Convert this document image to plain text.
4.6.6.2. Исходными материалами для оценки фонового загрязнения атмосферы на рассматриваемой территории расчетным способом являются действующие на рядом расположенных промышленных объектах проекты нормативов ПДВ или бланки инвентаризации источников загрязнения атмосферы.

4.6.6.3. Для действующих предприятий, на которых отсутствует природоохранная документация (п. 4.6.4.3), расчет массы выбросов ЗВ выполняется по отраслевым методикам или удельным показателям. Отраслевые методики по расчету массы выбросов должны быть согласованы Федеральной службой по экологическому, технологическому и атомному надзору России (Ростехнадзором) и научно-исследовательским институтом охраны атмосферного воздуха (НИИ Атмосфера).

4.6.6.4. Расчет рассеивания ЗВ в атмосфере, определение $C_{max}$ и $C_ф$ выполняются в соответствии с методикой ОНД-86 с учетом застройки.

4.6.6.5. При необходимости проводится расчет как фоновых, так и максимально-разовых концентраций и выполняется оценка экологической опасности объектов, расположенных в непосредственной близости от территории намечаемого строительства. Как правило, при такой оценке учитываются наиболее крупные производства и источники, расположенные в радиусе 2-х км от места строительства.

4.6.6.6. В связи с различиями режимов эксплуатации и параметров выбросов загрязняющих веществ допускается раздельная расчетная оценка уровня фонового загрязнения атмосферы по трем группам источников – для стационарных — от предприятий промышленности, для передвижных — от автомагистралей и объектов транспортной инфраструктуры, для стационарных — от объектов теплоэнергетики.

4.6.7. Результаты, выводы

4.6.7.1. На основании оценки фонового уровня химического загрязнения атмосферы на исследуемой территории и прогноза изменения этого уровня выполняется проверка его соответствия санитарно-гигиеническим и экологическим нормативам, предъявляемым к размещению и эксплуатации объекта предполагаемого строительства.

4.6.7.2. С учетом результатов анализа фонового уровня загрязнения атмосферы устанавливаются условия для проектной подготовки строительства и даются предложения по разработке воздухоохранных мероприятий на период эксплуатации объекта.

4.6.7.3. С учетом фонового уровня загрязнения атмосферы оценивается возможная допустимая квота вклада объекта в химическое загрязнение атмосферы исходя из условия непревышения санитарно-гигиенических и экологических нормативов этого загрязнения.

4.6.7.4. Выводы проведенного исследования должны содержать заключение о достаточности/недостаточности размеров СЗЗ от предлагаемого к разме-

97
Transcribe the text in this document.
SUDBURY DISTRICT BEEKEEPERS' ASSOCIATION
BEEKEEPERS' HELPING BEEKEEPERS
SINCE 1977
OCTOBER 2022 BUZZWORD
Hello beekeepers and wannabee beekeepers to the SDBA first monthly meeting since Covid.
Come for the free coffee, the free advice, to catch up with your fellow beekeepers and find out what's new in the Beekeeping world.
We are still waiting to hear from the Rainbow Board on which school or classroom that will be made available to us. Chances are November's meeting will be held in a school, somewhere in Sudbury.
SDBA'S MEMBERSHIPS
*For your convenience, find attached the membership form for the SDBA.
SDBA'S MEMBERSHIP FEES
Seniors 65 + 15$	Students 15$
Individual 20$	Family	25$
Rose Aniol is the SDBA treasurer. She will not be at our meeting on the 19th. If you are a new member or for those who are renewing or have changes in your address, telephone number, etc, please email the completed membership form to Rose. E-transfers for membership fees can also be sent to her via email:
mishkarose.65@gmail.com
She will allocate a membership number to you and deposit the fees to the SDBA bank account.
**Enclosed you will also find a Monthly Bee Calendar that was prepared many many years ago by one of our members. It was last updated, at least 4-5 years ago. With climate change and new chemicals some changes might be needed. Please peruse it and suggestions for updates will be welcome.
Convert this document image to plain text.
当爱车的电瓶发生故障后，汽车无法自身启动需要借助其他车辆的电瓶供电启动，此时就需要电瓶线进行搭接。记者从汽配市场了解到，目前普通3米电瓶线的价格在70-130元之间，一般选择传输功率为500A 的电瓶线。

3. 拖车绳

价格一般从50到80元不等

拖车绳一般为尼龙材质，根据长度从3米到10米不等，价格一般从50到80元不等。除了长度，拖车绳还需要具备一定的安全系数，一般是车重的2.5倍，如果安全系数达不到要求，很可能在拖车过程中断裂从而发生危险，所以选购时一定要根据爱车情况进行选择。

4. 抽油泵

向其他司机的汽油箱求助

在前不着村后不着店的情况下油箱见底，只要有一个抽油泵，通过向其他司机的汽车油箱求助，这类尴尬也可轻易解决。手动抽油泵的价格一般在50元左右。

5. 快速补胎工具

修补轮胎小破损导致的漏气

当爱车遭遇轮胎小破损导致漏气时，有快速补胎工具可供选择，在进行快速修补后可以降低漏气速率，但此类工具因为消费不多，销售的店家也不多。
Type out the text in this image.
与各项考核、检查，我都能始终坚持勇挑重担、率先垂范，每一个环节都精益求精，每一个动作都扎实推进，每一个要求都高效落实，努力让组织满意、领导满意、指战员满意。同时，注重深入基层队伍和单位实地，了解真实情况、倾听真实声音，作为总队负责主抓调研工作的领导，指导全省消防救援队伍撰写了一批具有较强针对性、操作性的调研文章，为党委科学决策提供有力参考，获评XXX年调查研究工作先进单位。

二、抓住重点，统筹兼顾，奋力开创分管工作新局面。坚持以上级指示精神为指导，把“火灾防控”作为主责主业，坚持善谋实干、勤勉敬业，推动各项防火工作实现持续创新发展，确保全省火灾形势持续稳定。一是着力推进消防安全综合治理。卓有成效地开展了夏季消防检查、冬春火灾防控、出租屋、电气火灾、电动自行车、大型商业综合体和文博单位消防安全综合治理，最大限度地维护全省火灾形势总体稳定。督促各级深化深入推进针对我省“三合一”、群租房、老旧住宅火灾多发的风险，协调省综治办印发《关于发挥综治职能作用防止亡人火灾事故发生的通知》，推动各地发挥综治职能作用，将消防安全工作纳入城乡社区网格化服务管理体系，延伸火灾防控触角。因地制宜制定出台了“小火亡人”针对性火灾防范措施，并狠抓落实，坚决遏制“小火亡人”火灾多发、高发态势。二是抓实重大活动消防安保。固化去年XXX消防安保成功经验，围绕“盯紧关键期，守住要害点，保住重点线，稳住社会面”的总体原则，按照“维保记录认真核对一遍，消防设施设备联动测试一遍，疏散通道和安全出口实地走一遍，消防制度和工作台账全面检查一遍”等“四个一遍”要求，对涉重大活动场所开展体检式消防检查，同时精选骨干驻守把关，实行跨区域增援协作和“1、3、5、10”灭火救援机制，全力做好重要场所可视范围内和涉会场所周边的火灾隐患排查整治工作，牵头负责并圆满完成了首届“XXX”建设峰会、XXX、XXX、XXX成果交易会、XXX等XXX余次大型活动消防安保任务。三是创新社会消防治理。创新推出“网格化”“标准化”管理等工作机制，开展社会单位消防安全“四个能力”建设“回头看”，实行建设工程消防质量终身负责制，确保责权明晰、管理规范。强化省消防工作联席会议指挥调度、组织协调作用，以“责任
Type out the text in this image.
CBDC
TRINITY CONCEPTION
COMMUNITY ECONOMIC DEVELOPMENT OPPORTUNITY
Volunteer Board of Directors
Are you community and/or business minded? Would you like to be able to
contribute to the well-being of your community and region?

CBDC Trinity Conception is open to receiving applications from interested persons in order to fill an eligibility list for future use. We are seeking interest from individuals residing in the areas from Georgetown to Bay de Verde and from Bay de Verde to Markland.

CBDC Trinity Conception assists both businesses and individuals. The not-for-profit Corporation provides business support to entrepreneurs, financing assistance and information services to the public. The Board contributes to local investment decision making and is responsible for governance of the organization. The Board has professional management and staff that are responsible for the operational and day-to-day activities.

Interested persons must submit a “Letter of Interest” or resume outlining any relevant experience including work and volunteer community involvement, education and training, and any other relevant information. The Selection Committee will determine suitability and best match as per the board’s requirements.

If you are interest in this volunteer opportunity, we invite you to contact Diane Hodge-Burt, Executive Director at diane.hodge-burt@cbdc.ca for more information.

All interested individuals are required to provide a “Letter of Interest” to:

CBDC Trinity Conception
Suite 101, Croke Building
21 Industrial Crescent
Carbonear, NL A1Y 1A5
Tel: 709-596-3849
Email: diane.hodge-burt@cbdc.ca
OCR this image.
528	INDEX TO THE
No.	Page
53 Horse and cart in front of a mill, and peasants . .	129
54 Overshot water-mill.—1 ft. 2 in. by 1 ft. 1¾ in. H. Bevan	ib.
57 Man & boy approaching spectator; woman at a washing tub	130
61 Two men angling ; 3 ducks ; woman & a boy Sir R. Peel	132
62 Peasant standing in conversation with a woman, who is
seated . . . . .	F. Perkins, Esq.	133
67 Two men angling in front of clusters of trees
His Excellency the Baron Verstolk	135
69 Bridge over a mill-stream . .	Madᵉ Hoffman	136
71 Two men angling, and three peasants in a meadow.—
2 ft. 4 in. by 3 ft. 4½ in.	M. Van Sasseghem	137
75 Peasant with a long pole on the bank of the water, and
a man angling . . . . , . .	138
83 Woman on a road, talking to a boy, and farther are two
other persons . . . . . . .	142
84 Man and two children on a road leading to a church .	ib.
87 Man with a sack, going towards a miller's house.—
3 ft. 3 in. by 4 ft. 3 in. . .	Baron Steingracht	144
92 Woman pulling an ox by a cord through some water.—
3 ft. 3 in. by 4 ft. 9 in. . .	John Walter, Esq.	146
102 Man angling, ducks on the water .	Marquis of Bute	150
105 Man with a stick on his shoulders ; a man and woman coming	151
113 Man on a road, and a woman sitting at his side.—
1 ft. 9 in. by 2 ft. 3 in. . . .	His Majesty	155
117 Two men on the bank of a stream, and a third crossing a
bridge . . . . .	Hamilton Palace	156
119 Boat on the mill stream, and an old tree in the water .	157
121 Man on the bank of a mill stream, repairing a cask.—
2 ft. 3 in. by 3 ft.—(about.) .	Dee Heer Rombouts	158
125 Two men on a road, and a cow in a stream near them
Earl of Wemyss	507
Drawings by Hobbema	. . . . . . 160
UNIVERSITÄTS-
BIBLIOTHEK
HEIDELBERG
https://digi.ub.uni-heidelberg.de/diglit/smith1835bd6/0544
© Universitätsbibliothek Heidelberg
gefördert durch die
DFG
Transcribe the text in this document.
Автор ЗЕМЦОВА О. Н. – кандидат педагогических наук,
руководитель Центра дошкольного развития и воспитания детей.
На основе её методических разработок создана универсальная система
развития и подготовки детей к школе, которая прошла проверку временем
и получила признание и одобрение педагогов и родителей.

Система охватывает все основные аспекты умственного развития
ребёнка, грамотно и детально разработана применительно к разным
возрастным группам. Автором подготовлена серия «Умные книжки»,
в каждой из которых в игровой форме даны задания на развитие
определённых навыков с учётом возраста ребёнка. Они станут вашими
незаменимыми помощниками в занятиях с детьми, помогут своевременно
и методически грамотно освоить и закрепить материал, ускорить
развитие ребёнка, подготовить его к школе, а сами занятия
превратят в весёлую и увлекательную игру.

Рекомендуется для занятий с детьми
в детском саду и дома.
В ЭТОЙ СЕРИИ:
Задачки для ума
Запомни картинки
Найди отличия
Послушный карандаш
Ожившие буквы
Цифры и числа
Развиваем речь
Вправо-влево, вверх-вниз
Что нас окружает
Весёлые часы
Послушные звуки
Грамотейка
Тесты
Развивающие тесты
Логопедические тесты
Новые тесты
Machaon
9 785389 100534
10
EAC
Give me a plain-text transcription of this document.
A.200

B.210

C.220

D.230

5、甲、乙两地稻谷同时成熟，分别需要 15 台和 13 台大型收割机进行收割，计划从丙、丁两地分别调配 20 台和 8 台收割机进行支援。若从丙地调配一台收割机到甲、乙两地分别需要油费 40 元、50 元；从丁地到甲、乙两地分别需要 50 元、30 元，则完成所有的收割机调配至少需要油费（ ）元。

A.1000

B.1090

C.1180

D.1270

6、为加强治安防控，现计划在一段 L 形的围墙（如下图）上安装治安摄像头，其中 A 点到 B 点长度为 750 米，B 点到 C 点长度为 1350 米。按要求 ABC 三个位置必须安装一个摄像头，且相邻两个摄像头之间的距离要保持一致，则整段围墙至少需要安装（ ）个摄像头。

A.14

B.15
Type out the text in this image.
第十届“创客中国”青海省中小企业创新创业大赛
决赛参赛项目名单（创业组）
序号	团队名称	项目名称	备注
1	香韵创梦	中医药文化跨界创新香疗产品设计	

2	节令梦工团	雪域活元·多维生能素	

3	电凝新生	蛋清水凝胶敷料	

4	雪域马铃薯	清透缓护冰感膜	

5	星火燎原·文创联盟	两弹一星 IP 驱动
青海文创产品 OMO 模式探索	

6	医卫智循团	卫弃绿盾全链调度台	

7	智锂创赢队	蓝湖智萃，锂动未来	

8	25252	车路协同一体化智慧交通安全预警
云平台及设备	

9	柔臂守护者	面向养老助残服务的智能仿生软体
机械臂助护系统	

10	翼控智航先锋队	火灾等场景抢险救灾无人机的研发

What is being asked: Copy each line of the listing that holds the word "persons".

Full answer:
CBDC Trinity Conception is open to receiving applications from interested persons in order to fill an eligibility list for future use. We are seeking interest from individuals residing in the areas from Georgetown to Bay de Verde and from Bay de Verde to Markland.
Interested persons must submit a “Letter of Interest” or resume outlining any relevant experience including work and volunteer community involvement, education and training, and any other relevant information. The Selection Committee will determine suitability and best match as per the board’s requirements.
other persons . . . . . . .	142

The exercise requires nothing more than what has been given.